*TO DO*: Return each line of the listing below unchanged, keeping every character and the original order.

*Layout annotation records*:
####
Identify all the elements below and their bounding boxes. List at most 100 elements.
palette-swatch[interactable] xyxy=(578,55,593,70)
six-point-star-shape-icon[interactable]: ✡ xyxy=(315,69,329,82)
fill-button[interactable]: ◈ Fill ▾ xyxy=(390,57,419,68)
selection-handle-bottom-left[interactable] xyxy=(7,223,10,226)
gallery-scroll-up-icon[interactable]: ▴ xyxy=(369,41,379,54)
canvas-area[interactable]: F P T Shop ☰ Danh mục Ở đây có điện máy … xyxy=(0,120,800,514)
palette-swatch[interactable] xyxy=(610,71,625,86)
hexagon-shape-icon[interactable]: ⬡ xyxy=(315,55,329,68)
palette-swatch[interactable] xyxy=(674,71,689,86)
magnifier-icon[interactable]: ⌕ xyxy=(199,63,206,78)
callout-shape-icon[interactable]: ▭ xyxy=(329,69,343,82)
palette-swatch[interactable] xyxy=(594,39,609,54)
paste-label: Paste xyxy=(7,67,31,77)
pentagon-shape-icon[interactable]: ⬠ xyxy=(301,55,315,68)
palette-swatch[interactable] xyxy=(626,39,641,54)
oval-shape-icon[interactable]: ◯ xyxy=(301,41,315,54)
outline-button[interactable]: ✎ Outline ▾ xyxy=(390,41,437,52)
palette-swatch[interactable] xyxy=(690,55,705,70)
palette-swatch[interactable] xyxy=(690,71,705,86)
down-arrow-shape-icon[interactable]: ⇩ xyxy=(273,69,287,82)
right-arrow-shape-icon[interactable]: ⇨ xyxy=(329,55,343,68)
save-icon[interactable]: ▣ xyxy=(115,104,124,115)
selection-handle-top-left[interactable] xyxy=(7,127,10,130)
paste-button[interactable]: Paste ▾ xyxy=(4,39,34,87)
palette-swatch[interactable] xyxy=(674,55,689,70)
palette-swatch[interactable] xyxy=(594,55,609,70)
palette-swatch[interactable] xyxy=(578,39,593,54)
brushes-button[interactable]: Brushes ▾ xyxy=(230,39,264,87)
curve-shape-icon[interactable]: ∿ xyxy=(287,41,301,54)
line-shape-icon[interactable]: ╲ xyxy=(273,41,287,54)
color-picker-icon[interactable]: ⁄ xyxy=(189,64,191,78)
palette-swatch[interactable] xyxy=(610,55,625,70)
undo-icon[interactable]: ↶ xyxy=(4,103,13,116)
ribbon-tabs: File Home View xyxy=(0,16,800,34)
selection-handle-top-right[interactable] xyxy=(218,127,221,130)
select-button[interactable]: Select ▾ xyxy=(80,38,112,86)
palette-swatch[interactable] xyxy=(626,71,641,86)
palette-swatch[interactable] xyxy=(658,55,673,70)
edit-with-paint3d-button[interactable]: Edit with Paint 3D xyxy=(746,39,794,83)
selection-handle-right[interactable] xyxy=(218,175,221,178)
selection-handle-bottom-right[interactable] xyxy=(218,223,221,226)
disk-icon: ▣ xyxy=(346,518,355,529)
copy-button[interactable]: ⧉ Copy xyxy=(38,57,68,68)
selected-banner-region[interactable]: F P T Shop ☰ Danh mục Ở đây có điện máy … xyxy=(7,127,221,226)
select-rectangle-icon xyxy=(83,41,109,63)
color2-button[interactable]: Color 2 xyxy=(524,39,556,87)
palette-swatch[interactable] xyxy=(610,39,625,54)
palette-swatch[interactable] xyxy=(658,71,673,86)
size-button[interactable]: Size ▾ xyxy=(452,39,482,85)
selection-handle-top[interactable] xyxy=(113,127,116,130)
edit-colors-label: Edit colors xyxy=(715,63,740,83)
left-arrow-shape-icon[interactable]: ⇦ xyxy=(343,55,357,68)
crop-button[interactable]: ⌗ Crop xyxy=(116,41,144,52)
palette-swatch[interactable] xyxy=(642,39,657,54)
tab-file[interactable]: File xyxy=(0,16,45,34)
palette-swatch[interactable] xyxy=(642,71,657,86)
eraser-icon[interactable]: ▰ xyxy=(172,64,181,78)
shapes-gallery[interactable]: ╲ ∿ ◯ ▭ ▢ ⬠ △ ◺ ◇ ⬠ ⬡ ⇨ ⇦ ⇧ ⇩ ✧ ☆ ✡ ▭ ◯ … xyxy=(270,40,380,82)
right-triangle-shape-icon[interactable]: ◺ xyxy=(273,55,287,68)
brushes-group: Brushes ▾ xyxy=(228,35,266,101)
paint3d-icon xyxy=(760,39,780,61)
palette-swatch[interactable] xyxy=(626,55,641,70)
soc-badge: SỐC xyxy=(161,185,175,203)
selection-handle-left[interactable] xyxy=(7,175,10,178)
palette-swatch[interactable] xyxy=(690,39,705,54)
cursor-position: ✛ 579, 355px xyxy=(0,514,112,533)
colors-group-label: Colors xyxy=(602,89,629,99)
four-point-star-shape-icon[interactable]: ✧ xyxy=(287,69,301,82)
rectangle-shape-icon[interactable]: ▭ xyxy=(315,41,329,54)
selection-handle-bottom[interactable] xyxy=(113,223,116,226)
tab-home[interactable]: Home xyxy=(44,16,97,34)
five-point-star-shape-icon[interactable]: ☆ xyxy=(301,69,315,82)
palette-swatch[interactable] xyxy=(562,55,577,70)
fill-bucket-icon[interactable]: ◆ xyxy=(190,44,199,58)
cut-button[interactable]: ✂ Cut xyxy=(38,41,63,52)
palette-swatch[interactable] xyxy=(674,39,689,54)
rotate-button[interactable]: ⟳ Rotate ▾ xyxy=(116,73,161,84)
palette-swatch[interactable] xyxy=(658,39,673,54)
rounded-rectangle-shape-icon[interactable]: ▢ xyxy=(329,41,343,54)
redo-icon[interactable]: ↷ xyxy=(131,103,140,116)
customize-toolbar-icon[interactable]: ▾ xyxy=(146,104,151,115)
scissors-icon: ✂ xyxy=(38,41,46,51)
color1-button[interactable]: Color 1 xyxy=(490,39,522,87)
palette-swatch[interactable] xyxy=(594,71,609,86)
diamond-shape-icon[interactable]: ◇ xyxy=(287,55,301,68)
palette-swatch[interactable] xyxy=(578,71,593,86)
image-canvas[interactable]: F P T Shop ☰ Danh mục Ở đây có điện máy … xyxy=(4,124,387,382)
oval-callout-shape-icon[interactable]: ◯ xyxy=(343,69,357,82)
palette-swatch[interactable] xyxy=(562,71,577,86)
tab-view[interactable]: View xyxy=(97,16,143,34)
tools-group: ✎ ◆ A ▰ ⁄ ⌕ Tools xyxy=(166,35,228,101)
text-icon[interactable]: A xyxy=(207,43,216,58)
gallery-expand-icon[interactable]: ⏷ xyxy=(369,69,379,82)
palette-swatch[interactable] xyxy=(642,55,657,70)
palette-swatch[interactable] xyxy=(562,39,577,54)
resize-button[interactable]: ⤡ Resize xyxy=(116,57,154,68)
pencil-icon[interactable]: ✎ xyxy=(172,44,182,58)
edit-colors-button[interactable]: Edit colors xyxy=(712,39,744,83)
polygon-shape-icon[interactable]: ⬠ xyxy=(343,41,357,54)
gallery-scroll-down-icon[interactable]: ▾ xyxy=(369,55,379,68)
####
*SOLUTION TO THIS TASK*:
Identify all the elements below and their bounding boxes. List at most 100 elements.
palette-swatch[interactable] xyxy=(578,55,593,70)
six-point-star-shape-icon[interactable]: ✡ xyxy=(315,69,329,82)
fill-button[interactable]: ◈ Fill ▾ xyxy=(390,57,419,68)
selection-handle-bottom-left[interactable] xyxy=(7,223,10,226)
gallery-scroll-up-icon[interactable]: ▴ xyxy=(369,41,379,54)
canvas-area[interactable]: F P T Shop ☰ Danh mục Ở đây có điện máy … xyxy=(0,120,800,514)
palette-swatch[interactable] xyxy=(610,71,625,86)
hexagon-shape-icon[interactable]: ⬡ xyxy=(315,55,329,68)
palette-swatch[interactable] xyxy=(674,71,689,86)
magnifier-icon[interactable]: ⌕ xyxy=(199,63,206,78)
callout-shape-icon[interactable]: ▭ xyxy=(329,69,343,82)
palette-swatch[interactable] xyxy=(594,39,609,54)
paste-label: Paste xyxy=(7,67,31,77)
pentagon-shape-icon[interactable]: ⬠ xyxy=(301,55,315,68)
palette-swatch[interactable] xyxy=(626,39,641,54)
oval-shape-icon[interactable]: ◯ xyxy=(301,41,315,54)
outline-button[interactable]: ✎ Outline ▾ xyxy=(390,41,437,52)
palette-swatch[interactable] xyxy=(690,55,705,70)
palette-swatch[interactable] xyxy=(690,71,705,86)
down-arrow-shape-icon[interactable]: ⇩ xyxy=(273,69,287,82)
right-arrow-shape-icon[interactable]: ⇨ xyxy=(329,55,343,68)
save-icon[interactable]: ▣ xyxy=(115,104,124,115)
selection-handle-top-left[interactable] xyxy=(7,127,10,130)
paste-button[interactable]: Paste ▾ xyxy=(4,39,34,87)
palette-swatch[interactable] xyxy=(674,55,689,70)
palette-swatch[interactable] xyxy=(594,55,609,70)
palette-swatch[interactable] xyxy=(578,39,593,54)
brushes-button[interactable]: Brushes ▾ xyxy=(230,39,264,87)
curve-shape-icon[interactable]: ∿ xyxy=(287,41,301,54)
line-shape-icon[interactable]: ╲ xyxy=(273,41,287,54)
color-picker-icon[interactable]: ⁄ xyxy=(189,64,191,78)
palette-swatch[interactable] xyxy=(610,55,625,70)
undo-icon[interactable]: ↶ xyxy=(4,103,13,116)
ribbon-tabs: File Home View xyxy=(0,16,800,34)
selection-handle-top-right[interactable] xyxy=(218,127,221,130)
select-button[interactable]: Select ▾ xyxy=(80,38,112,86)
palette-swatch[interactable] xyxy=(626,71,641,86)
palette-swatch[interactable] xyxy=(658,55,673,70)
edit-with-paint3d-button[interactable]: Edit with Paint 3D xyxy=(746,39,794,83)
selection-handle-right[interactable] xyxy=(218,175,221,178)
selection-handle-bottom-right[interactable] xyxy=(218,223,221,226)
disk-icon: ▣ xyxy=(346,518,355,529)
copy-button[interactable]: ⧉ Copy xyxy=(38,57,68,68)
selected-banner-region[interactable]: F P T Shop ☰ Danh mục Ở đây có điện máy … xyxy=(7,127,221,226)
select-rectangle-icon xyxy=(83,41,109,63)
color2-button[interactable]: Color 2 xyxy=(524,39,556,87)
palette-swatch[interactable] xyxy=(610,39,625,54)
palette-swatch[interactable] xyxy=(658,71,673,86)
size-button[interactable]: Size ▾ xyxy=(452,39,482,85)
selection-handle-top[interactable] xyxy=(113,127,116,130)
edit-colors-label: Edit colors xyxy=(715,63,740,83)
left-arrow-shape-icon[interactable]: ⇦ xyxy=(343,55,357,68)
crop-button[interactable]: ⌗ Crop xyxy=(116,41,144,52)
palette-swatch[interactable] xyxy=(642,39,657,54)
tab-file[interactable]: File xyxy=(0,16,45,34)
palette-swatch[interactable] xyxy=(642,71,657,86)
eraser-icon[interactable]: ▰ xyxy=(172,64,181,78)
shapes-gallery[interactable]: ╲ ∿ ◯ ▭ ▢ ⬠ △ ◺ ◇ ⬠ ⬡ ⇨ ⇦ ⇧ ⇩ ✧ ☆ ✡ ▭ ◯ … xyxy=(270,40,380,82)
right-triangle-shape-icon[interactable]: ◺ xyxy=(273,55,287,68)
brushes-group: Brushes ▾ xyxy=(228,35,266,101)
paint3d-icon xyxy=(760,39,780,61)
palette-swatch[interactable] xyxy=(626,55,641,70)
soc-badge: SỐC xyxy=(161,185,175,203)
selection-handle-left[interactable] xyxy=(7,175,10,178)
palette-swatch[interactable] xyxy=(690,39,705,54)
cursor-position: ✛ 579, 355px xyxy=(0,514,112,533)
colors-group-label: Colors xyxy=(602,89,629,99)
four-point-star-shape-icon[interactable]: ✧ xyxy=(287,69,301,82)
rectangle-shape-icon[interactable]: ▭ xyxy=(315,41,329,54)
selection-handle-bottom[interactable] xyxy=(113,223,116,226)
tab-home[interactable]: Home xyxy=(44,16,97,34)
five-point-star-shape-icon[interactable]: ☆ xyxy=(301,69,315,82)
palette-swatch[interactable] xyxy=(562,55,577,70)
fill-bucket-icon[interactable]: ◆ xyxy=(190,44,199,58)
cut-button[interactable]: ✂ Cut xyxy=(38,41,63,52)
palette-swatch[interactable] xyxy=(674,39,689,54)
rotate-button[interactable]: ⟳ Rotate ▾ xyxy=(116,73,161,84)
palette-swatch[interactable] xyxy=(658,39,673,54)
rounded-rectangle-shape-icon[interactable]: ▢ xyxy=(329,41,343,54)
redo-icon[interactable]: ↷ xyxy=(131,103,140,116)
customize-toolbar-icon[interactable]: ▾ xyxy=(146,104,151,115)
scissors-icon: ✂ xyxy=(38,41,46,51)
color1-button[interactable]: Color 1 xyxy=(490,39,522,87)
palette-swatch[interactable] xyxy=(594,71,609,86)
diamond-shape-icon[interactable]: ◇ xyxy=(287,55,301,68)
palette-swatch[interactable] xyxy=(578,71,593,86)
image-canvas[interactable]: F P T Shop ☰ Danh mục Ở đây có điện máy … xyxy=(4,124,387,382)
oval-callout-shape-icon[interactable]: ◯ xyxy=(343,69,357,82)
palette-swatch[interactable] xyxy=(562,71,577,86)
tab-view[interactable]: View xyxy=(97,16,143,34)
tools-group: ✎ ◆ A ▰ ⁄ ⌕ Tools xyxy=(166,35,228,101)
text-icon[interactable]: A xyxy=(207,43,216,58)
gallery-expand-icon[interactable]: ⏷ xyxy=(369,69,379,82)
palette-swatch[interactable] xyxy=(642,55,657,70)
palette-swatch[interactable] xyxy=(562,39,577,54)
resize-button[interactable]: ⤡ Resize xyxy=(116,57,154,68)
pencil-icon[interactable]: ✎ xyxy=(172,44,182,58)
edit-colors-button[interactable]: Edit colors xyxy=(712,39,744,83)
polygon-shape-icon[interactable]: ⬠ xyxy=(343,41,357,54)
gallery-scroll-down-icon[interactable]: ▾ xyxy=(369,55,379,68)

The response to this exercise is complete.